(Stored records)

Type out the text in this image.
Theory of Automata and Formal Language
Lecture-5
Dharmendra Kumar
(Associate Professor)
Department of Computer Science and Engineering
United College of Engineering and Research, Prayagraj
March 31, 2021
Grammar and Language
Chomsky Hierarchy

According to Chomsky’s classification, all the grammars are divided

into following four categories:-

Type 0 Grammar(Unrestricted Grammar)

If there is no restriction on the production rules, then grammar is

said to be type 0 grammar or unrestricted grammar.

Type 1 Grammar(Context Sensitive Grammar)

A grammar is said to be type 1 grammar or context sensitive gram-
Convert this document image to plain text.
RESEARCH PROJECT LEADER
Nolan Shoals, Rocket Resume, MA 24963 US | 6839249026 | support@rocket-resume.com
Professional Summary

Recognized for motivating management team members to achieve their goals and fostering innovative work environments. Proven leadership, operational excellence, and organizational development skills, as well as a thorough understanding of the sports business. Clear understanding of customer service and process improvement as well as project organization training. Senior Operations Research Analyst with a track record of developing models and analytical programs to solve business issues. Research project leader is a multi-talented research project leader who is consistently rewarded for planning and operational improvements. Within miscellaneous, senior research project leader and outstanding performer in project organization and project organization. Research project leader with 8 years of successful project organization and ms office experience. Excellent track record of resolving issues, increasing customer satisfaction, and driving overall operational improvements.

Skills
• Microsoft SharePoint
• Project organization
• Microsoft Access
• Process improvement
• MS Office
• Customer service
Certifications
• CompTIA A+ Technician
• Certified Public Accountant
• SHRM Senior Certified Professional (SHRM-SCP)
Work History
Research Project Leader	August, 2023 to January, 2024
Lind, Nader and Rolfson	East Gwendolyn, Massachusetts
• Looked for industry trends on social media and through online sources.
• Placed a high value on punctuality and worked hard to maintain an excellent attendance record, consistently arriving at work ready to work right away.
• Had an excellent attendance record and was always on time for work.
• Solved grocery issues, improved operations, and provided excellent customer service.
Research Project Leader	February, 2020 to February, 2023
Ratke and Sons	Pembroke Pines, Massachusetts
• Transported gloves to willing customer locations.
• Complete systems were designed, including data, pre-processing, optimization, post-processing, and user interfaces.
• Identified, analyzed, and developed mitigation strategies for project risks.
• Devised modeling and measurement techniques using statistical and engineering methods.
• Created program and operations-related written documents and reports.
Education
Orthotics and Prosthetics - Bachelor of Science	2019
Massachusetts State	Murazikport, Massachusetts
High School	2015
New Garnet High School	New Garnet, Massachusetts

■ EXERCISE INSTRUCTIONS ■
Copy out every line of the listing that includes the string "this".

■ THE RESULT ■
Type out the text in this image.
Convert this document image to plain text.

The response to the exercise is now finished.